In the records that follow, show each line where the word "Average" is present.

(Source data)
□ □ □ □ □

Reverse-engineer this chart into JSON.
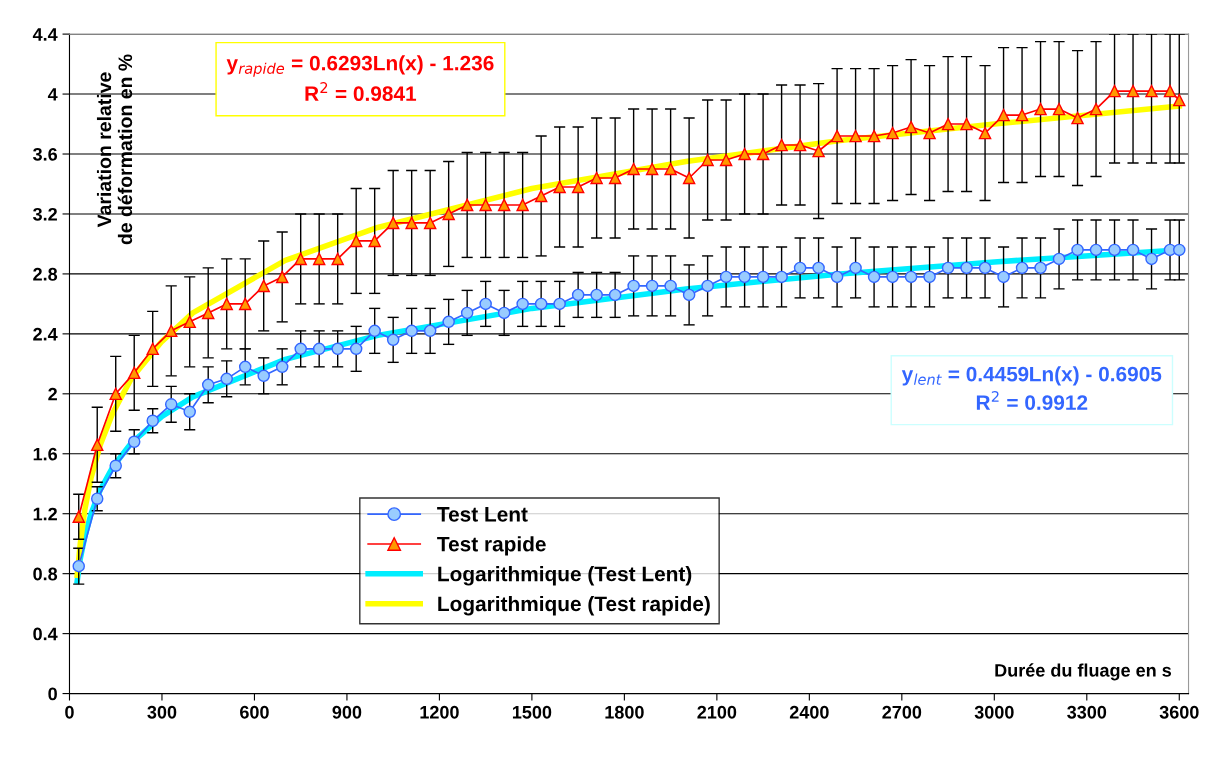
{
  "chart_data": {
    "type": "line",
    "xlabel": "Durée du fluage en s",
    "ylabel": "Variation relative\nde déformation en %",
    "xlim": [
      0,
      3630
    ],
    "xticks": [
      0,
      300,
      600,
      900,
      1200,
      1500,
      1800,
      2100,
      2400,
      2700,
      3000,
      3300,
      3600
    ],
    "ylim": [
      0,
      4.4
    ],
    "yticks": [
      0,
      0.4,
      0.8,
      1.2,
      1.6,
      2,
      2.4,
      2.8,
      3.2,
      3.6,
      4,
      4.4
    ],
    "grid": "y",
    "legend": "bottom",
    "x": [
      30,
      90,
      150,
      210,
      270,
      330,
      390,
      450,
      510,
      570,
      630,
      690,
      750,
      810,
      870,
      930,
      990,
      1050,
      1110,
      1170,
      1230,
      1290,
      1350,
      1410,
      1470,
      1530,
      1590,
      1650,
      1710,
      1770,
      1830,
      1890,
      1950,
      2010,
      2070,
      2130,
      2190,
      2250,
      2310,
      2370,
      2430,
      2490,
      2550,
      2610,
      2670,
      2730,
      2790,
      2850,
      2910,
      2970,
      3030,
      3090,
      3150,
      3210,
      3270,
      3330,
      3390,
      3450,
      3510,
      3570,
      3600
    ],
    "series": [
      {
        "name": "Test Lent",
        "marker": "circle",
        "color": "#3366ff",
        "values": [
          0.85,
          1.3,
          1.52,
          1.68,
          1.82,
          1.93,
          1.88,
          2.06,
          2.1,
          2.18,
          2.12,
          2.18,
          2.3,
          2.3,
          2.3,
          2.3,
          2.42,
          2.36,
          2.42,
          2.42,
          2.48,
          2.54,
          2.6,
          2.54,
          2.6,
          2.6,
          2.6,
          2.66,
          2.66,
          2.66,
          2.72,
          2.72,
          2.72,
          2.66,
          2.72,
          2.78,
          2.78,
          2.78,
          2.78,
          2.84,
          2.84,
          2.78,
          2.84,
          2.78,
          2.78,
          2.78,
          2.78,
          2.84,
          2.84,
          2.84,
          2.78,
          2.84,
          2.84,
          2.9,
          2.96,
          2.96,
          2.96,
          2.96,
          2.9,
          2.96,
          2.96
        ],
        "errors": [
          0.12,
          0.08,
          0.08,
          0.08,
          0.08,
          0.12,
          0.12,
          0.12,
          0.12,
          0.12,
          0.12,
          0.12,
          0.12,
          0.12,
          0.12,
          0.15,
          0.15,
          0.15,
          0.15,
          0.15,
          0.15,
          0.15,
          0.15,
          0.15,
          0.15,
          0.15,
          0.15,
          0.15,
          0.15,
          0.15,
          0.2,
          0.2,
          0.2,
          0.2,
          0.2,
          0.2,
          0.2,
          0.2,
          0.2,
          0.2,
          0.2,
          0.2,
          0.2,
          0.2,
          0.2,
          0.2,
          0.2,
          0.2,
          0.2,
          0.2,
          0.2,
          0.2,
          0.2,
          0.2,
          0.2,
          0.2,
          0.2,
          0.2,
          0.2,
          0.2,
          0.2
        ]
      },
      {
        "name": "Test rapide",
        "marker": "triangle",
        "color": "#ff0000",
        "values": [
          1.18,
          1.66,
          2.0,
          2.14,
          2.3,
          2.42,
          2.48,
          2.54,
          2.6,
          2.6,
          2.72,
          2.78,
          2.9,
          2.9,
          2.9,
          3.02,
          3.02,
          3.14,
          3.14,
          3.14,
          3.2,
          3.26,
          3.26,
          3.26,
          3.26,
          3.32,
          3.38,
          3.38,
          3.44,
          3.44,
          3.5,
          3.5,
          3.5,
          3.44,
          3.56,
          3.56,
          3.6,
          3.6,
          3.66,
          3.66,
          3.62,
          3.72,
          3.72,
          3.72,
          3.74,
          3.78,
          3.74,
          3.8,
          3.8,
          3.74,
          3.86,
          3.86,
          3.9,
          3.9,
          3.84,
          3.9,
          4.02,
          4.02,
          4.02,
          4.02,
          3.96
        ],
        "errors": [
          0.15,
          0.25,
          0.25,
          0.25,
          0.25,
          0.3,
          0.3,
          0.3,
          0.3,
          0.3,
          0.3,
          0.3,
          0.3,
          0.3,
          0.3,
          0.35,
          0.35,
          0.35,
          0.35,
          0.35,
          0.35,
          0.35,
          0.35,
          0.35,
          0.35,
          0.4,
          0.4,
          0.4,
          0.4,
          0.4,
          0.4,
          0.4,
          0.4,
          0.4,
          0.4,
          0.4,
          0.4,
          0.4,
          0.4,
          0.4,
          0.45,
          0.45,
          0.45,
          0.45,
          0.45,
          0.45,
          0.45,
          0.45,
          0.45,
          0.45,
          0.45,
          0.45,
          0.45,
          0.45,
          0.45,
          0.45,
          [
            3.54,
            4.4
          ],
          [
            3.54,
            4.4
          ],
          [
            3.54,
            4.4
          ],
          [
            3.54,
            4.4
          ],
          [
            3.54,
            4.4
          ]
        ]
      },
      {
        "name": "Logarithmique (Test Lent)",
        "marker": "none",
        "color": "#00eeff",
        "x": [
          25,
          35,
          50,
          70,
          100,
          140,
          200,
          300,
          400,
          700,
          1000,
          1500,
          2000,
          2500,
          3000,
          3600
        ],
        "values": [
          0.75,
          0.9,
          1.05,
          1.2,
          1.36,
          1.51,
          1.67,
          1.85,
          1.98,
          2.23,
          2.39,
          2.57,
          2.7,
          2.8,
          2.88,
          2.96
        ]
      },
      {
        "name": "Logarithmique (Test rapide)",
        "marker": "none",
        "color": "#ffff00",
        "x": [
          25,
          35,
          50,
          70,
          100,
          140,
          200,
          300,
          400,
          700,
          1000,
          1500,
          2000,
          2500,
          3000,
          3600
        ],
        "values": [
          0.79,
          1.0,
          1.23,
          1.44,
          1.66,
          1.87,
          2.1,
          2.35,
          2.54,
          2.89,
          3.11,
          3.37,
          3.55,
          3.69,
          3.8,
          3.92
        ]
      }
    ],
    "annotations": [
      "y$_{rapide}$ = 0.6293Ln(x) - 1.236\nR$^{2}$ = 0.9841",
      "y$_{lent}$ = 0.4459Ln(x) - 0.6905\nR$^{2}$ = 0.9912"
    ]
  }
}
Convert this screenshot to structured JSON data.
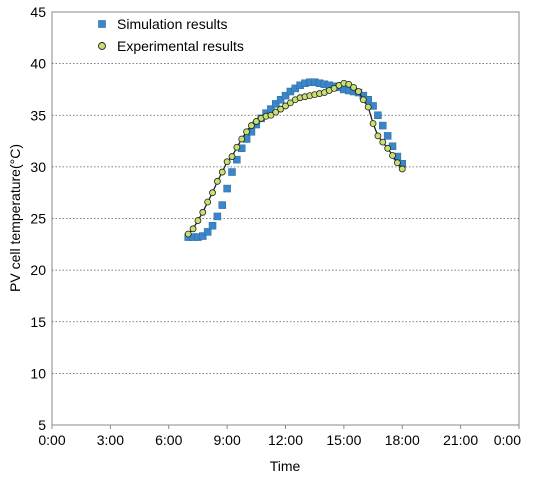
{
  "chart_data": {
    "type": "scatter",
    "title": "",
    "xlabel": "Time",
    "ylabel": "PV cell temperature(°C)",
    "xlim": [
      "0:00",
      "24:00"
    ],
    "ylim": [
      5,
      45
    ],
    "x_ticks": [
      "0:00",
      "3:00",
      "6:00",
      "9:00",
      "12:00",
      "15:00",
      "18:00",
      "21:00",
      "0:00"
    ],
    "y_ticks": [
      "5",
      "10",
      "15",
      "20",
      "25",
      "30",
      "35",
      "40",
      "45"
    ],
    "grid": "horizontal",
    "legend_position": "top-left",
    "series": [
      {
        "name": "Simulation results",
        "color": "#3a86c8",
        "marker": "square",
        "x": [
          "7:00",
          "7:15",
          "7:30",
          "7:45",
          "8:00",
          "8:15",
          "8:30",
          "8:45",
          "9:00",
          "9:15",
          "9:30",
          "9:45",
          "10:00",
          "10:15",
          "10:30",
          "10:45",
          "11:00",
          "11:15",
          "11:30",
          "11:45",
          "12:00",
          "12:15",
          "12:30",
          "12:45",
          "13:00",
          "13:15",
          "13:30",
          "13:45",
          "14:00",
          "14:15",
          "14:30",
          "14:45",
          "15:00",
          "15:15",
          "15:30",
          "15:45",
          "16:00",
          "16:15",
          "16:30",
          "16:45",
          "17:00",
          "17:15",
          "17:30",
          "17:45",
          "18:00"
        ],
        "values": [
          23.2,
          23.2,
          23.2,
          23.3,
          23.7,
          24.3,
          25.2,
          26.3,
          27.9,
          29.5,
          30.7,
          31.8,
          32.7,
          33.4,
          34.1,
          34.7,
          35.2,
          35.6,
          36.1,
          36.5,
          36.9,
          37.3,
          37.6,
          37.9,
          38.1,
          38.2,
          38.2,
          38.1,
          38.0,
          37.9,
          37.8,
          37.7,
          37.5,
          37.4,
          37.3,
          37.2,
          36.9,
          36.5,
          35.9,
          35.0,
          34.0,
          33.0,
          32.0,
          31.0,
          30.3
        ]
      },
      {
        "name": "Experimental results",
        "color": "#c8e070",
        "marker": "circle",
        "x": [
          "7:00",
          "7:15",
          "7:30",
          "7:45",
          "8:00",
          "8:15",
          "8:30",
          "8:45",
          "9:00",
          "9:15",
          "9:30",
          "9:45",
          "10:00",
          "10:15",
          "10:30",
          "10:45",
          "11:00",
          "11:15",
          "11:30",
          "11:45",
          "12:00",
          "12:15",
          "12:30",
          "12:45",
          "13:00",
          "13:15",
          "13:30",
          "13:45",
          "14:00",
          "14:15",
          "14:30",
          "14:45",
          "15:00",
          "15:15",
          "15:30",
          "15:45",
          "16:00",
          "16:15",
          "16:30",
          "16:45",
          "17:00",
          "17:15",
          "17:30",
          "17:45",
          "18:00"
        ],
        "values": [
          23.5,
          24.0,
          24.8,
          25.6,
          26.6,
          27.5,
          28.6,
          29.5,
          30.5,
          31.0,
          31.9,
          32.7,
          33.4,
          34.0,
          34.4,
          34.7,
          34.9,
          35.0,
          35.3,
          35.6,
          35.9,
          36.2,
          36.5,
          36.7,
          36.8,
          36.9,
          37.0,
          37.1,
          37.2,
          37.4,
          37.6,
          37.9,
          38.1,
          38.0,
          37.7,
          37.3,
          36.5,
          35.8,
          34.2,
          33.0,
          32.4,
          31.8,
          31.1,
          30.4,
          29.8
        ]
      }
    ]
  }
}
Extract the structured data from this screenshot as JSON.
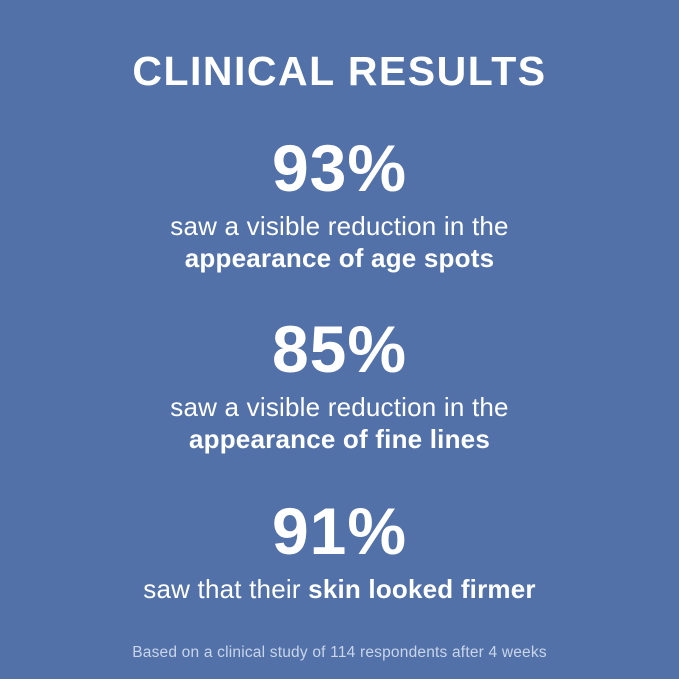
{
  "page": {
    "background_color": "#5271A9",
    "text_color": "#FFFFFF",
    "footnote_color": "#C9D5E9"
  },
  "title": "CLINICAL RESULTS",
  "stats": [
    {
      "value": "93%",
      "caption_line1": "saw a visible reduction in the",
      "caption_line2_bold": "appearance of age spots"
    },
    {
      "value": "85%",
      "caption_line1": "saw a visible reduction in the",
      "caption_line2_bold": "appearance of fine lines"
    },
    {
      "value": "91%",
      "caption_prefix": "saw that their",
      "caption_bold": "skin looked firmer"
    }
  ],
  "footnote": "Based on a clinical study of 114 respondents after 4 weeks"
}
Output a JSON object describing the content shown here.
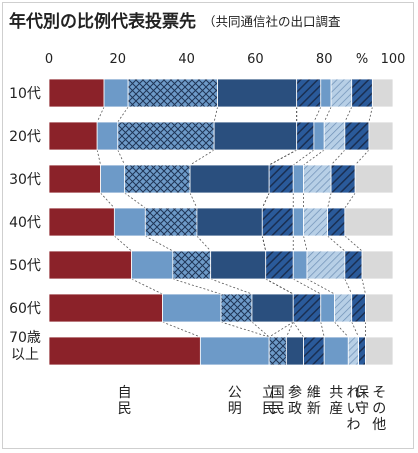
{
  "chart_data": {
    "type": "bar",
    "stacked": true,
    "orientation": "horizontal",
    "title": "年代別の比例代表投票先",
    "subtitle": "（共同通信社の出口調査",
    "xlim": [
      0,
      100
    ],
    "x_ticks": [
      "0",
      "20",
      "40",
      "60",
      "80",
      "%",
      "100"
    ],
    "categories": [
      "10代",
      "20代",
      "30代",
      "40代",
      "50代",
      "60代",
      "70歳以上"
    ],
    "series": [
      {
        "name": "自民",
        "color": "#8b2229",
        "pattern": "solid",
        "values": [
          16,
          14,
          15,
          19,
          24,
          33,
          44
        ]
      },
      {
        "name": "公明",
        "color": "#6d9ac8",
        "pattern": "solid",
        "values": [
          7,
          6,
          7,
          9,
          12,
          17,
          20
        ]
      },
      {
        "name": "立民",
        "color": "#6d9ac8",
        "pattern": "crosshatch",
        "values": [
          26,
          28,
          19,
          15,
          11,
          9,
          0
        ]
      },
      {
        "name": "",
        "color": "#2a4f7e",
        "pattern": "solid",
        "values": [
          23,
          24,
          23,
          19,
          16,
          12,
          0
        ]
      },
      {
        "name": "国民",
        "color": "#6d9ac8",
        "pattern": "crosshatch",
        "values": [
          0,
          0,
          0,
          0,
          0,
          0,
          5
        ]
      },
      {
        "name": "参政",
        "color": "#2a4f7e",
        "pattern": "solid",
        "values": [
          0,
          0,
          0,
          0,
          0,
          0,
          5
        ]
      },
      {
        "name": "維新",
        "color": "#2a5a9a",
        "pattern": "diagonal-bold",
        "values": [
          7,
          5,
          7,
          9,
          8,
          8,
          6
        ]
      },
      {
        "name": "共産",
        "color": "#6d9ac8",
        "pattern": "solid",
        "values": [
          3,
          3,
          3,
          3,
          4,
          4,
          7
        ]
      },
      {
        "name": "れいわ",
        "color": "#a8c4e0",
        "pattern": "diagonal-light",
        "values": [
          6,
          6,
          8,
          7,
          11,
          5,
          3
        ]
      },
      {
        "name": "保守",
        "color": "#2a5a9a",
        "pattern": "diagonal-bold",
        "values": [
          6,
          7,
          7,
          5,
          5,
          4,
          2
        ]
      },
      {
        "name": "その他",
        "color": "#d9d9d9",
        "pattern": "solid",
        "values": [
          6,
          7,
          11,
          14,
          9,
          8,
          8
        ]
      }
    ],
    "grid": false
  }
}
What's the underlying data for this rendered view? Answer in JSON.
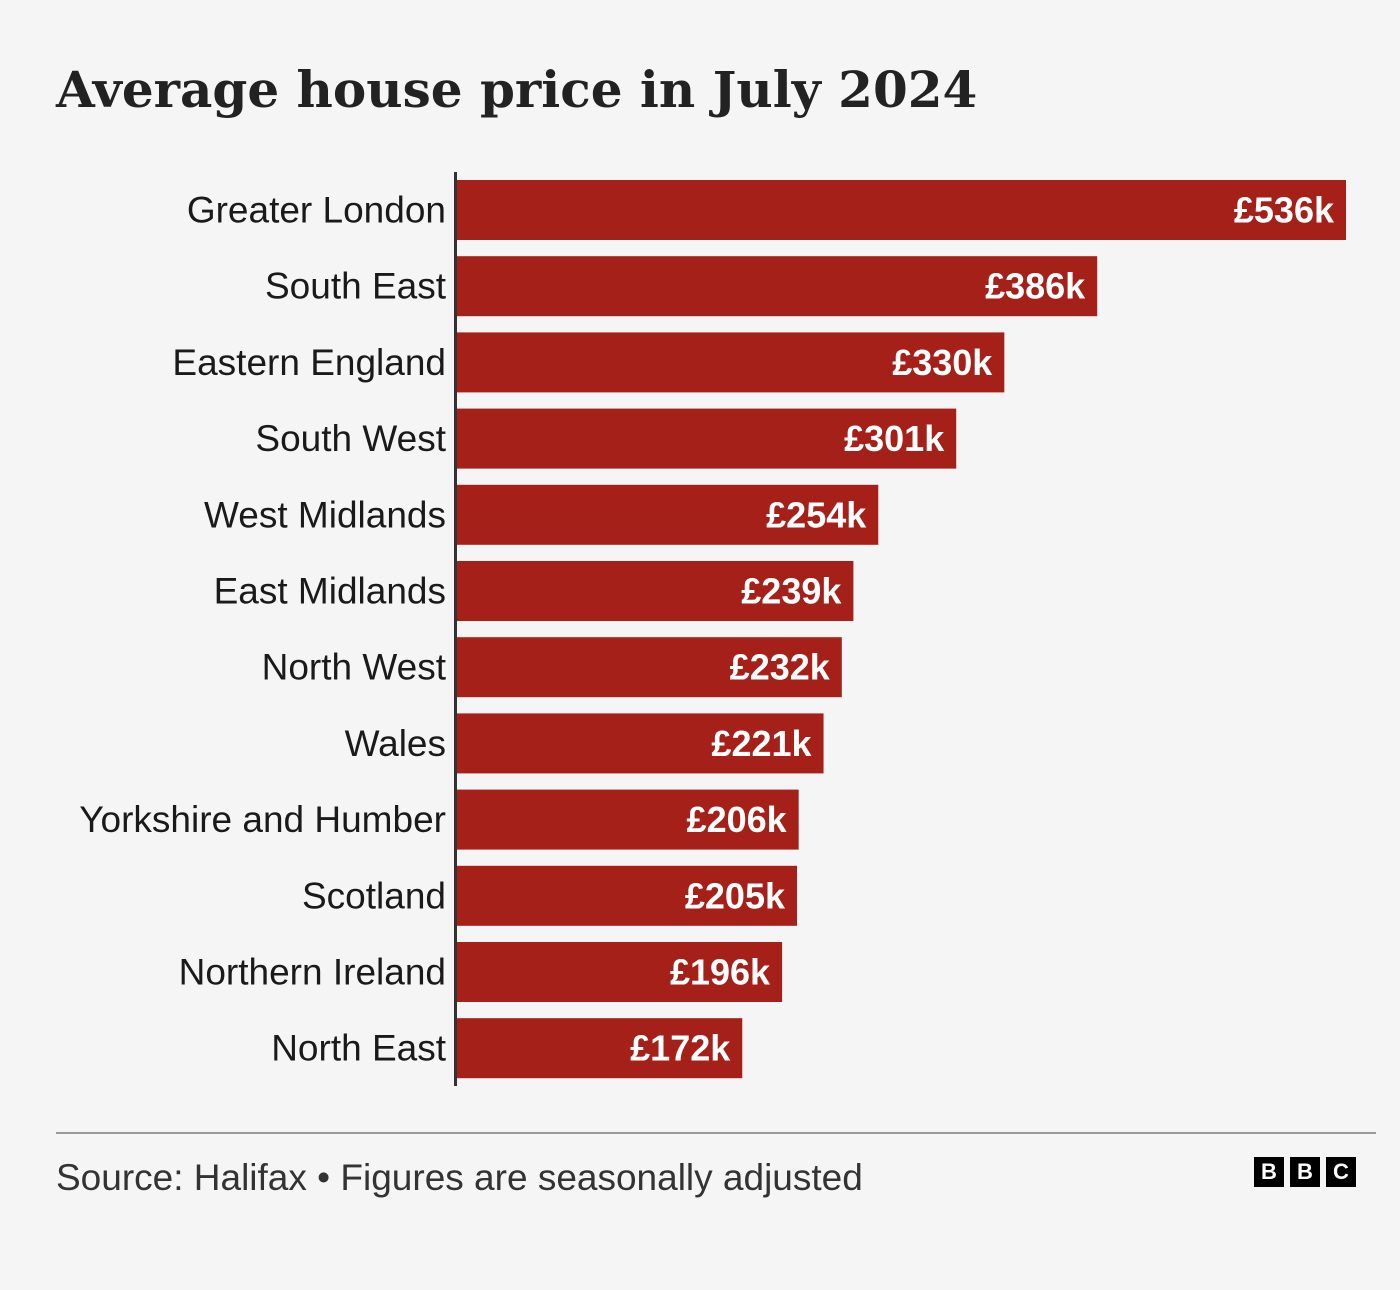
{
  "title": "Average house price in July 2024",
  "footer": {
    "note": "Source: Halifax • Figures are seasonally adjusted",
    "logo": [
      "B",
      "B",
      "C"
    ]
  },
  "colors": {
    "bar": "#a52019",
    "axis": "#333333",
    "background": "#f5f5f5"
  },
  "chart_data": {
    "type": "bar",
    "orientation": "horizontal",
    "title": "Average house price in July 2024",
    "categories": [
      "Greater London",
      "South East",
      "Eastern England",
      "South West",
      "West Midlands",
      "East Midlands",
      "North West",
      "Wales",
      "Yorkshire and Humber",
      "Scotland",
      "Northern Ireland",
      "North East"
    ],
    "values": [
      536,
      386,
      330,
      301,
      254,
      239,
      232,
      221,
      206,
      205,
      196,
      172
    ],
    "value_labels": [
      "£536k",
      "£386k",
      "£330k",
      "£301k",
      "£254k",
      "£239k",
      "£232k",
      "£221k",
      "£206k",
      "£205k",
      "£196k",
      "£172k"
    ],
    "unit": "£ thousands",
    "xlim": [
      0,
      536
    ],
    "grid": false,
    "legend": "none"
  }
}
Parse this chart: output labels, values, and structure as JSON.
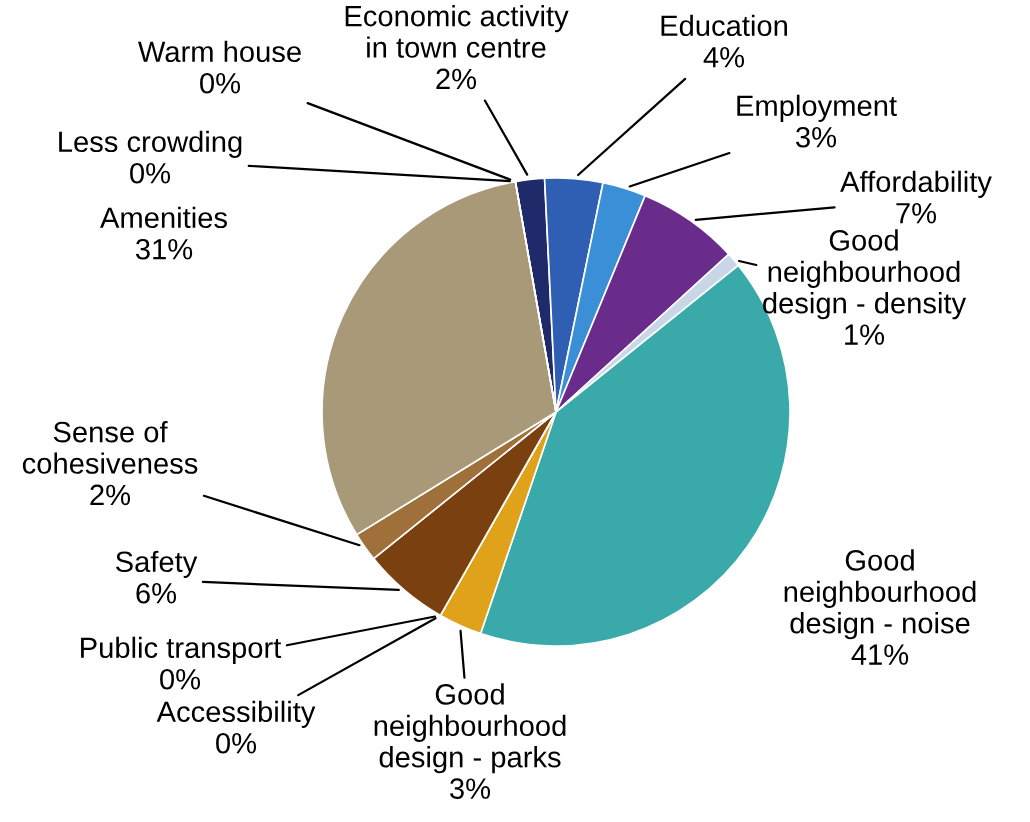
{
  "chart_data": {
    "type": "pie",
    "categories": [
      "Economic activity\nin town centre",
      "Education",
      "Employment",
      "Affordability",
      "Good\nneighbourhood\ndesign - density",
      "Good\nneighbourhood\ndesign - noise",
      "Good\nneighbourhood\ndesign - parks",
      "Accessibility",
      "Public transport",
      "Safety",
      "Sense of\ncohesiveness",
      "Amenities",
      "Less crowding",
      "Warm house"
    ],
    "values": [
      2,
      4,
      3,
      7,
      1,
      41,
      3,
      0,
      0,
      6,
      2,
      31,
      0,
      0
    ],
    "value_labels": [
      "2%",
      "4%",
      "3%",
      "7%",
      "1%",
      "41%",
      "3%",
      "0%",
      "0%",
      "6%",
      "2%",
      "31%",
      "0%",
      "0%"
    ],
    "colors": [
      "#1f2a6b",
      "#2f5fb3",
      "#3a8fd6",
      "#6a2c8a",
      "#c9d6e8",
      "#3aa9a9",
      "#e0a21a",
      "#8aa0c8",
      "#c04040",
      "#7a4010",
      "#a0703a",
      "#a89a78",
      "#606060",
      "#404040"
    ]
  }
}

□ □ □ □ □

● Written response:
  "title": "Average house price in July 2024",
    "title": "Average house price in July 2024",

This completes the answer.